* _Work to be completed_: The records should be repeated word for word, pictures excluded.

Information given start

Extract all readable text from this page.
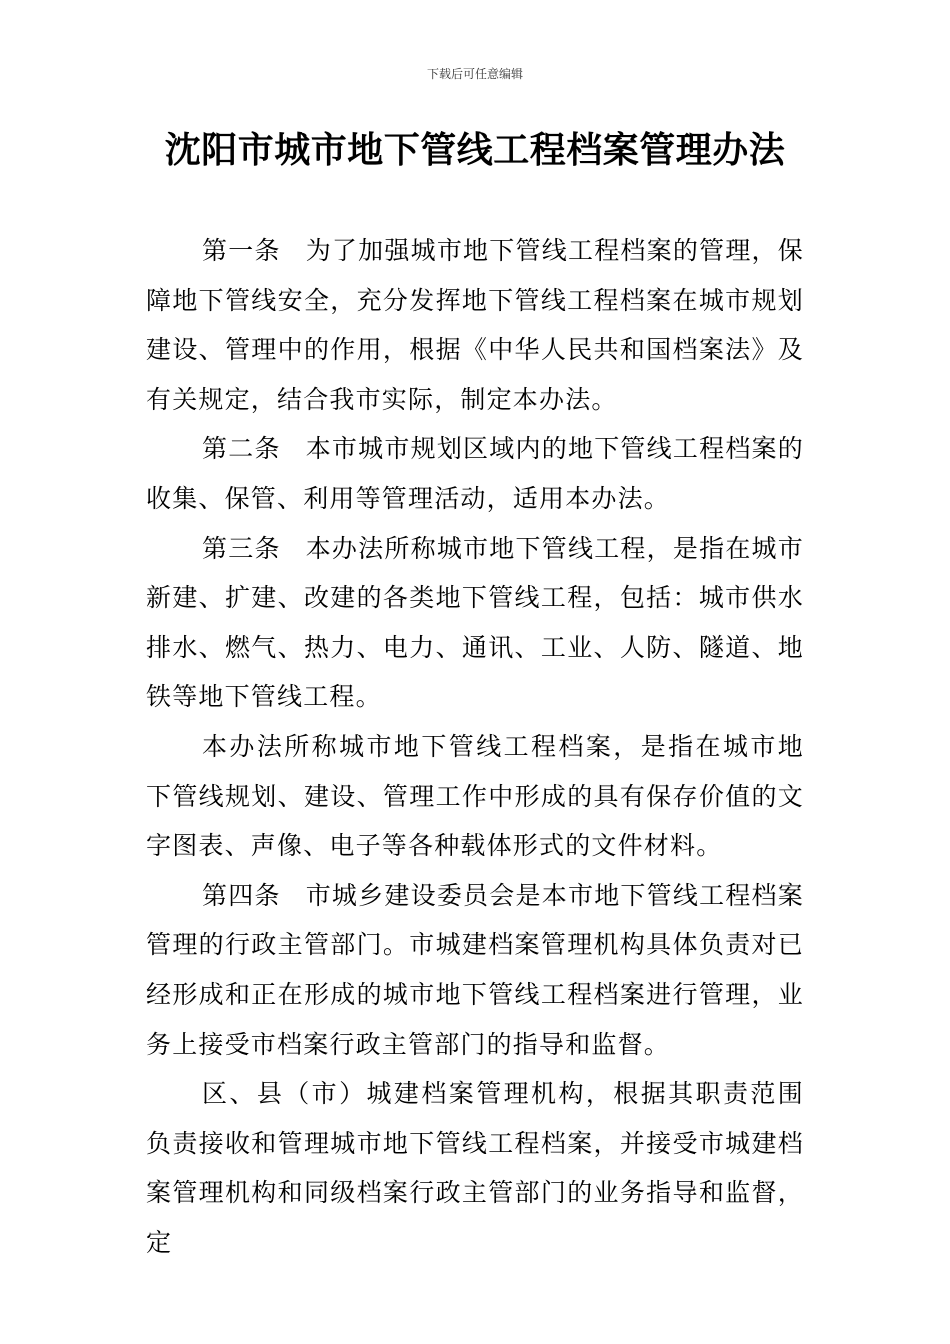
下载后可任意编辑
沈阳市城市地下管线工程档案管理办法

第一条 为了加强城市地下管线工程档案的管理，保障地下管线安全，充分发挥地下管线工程档案在城市规划建设、管理中的作用，根据《中华人民共和国档案法》及有关规定，结合我市实际，制定本办法。

第二条 本市城市规划区域内的地下管线工程档案的收集、保管、利用等管理活动，适用本办法。

第三条 本办法所称城市地下管线工程，是指在城市新建、扩建、改建的各类地下管线工程，包括：城市供水排水、燃气、热力、电力、通讯、工业、人防、隧道、地铁等地下管线工程。

本办法所称城市地下管线工程档案，是指在城市地下管线规划、建设、管理工作中形成的具有保存价值的文字图表、声像、电子等各种载体形式的文件材料。

第四条 市城乡建设委员会是本市地下管线工程档案管理的行政主管部门。市城建档案管理机构具体负责对已经形成和正在形成的城市地下管线工程档案进行管理，业务上接受市档案行政主管部门的指导和监督。

区、县（市）城建档案管理机构，根据其职责范围负责接收和管理城市地下管线工程档案，并接受市城建档案管理机构和同级档案行政主管部门的业务指导和监督，定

Information given end

* _Solution_:
Extract all readable text from this page.
下载后可任意编辑
沈阳市城市地下管线工程档案管理办法

第一条 为了加强城市地下管线工程档案的管理，保障地下管线安全，充分发挥地下管线工程档案在城市规划建设、管理中的作用，根据《中华人民共和国档案法》及有关规定，结合我市实际，制定本办法。

第二条 本市城市规划区域内的地下管线工程档案的收集、保管、利用等管理活动，适用本办法。

第三条 本办法所称城市地下管线工程，是指在城市新建、扩建、改建的各类地下管线工程，包括：城市供水排水、燃气、热力、电力、通讯、工业、人防、隧道、地铁等地下管线工程。

本办法所称城市地下管线工程档案，是指在城市地下管线规划、建设、管理工作中形成的具有保存价值的文字图表、声像、电子等各种载体形式的文件材料。

第四条 市城乡建设委员会是本市地下管线工程档案管理的行政主管部门。市城建档案管理机构具体负责对已经形成和正在形成的城市地下管线工程档案进行管理，业务上接受市档案行政主管部门的指导和监督。

区、县（市）城建档案管理机构，根据其职责范围负责接收和管理城市地下管线工程档案，并接受市城建档案管理机构和同级档案行政主管部门的业务指导和监督，定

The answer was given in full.